Records follow. Select each line holding "feodal".

Saved entries:
------------------------------------------------------------
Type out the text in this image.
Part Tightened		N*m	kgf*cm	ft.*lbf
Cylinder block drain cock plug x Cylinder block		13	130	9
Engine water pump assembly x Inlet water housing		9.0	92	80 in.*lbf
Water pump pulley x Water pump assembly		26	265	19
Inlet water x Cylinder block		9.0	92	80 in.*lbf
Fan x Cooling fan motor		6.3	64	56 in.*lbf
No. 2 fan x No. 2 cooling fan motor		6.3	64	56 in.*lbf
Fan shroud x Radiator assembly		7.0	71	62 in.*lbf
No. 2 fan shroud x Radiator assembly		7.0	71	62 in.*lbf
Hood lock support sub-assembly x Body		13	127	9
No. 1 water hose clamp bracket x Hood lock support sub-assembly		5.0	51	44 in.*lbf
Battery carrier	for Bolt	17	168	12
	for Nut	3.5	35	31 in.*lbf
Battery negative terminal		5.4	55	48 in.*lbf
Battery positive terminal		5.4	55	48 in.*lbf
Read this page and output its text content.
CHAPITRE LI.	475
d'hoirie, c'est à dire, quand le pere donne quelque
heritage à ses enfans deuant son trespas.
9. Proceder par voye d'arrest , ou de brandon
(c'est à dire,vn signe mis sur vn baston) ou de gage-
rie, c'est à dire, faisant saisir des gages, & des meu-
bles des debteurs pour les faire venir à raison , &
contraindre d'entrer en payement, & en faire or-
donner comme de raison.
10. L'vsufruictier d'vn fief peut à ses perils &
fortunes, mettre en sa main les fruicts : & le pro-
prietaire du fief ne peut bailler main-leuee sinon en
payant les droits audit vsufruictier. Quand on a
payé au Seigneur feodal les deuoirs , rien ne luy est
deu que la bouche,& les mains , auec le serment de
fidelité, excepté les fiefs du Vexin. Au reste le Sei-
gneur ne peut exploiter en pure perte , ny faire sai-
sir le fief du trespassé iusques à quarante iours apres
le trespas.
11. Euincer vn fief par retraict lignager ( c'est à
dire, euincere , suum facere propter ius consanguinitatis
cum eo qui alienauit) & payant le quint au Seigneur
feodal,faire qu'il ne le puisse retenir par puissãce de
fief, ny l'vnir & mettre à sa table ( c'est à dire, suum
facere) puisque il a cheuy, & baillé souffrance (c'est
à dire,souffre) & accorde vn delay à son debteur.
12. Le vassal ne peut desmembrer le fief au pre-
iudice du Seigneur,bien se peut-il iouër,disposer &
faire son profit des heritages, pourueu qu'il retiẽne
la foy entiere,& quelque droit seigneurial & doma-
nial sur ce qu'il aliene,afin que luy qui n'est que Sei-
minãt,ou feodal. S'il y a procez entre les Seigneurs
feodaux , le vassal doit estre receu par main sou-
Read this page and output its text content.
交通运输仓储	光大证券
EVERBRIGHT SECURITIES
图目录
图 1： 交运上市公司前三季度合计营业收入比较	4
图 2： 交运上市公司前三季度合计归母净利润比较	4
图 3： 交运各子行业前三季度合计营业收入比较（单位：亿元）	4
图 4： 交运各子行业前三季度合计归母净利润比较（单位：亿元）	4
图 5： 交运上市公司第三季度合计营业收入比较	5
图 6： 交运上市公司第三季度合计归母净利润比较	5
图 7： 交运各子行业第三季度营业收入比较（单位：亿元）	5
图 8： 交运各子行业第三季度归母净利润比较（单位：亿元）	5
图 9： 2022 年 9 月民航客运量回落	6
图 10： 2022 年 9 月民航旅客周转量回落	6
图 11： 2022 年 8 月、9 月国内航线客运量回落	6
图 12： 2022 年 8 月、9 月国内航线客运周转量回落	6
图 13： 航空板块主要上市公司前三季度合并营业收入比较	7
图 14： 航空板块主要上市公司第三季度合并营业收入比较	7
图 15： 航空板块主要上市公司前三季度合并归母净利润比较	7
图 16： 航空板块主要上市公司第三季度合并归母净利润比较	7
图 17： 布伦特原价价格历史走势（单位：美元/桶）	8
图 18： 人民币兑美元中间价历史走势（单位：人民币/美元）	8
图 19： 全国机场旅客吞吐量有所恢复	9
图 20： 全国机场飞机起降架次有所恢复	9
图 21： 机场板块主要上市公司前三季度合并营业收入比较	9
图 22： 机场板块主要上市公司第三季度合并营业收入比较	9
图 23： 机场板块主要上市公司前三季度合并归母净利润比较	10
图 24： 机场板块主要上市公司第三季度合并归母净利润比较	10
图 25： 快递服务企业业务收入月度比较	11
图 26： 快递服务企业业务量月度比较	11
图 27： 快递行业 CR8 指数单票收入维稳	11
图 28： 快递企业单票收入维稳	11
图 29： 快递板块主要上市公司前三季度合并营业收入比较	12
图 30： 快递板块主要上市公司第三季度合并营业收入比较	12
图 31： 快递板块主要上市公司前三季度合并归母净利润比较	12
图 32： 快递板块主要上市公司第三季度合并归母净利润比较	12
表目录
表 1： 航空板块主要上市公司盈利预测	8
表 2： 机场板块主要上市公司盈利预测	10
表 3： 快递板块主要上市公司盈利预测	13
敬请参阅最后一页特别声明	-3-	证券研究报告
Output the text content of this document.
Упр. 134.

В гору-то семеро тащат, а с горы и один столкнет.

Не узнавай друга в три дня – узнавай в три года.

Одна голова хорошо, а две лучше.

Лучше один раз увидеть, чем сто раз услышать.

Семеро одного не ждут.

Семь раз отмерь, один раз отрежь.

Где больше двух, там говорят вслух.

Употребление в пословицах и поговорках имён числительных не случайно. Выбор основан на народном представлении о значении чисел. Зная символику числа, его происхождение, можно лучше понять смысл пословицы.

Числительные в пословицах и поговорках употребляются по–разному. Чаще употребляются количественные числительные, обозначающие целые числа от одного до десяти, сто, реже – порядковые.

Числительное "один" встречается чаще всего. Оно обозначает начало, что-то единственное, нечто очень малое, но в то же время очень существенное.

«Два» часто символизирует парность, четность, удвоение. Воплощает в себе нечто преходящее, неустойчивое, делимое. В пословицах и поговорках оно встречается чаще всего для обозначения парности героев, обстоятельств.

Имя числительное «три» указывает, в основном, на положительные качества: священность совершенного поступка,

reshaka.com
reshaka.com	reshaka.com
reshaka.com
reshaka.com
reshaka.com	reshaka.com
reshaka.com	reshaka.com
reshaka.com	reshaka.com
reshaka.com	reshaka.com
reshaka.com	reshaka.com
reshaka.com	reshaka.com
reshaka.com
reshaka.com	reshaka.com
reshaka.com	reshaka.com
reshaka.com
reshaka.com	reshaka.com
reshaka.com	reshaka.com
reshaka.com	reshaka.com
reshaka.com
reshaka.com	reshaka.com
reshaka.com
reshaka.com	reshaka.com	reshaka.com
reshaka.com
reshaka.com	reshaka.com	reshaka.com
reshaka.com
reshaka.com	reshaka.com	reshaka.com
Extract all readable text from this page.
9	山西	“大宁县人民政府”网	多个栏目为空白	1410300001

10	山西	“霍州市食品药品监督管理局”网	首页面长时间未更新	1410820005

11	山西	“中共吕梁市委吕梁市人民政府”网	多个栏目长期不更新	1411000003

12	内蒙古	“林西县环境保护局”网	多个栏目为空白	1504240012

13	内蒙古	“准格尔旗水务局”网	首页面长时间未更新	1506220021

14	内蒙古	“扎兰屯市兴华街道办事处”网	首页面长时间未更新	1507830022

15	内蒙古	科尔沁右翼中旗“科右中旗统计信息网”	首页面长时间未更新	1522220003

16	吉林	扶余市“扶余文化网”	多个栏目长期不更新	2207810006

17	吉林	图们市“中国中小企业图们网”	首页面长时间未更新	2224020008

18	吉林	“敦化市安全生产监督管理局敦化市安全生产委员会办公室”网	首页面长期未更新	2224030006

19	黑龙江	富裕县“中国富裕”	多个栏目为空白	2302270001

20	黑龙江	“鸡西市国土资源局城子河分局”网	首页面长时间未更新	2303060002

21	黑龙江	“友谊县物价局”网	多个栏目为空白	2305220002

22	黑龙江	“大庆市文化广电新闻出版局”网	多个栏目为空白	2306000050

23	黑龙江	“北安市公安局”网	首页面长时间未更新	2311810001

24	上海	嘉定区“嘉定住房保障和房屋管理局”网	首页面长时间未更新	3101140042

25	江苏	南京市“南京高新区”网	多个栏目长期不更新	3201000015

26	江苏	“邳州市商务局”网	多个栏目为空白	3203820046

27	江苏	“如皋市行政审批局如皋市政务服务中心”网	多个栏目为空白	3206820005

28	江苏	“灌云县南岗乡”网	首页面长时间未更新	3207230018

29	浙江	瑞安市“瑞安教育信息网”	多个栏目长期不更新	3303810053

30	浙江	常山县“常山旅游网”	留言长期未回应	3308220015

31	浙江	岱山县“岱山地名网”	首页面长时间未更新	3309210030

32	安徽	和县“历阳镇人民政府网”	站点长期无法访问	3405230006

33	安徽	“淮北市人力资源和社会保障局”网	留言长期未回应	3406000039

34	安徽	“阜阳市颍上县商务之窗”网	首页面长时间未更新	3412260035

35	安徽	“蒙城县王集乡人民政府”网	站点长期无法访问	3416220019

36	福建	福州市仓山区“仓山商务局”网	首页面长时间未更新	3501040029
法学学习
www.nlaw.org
------------------------------------------------------------
The completed task
payé au Seigneur feodal les deuoirs , rien ne luy est
feodal,faire qu'il ne le puisse retenir par puissãce de
minãt,ou feodal. S'il y a procez entre les Seigneurs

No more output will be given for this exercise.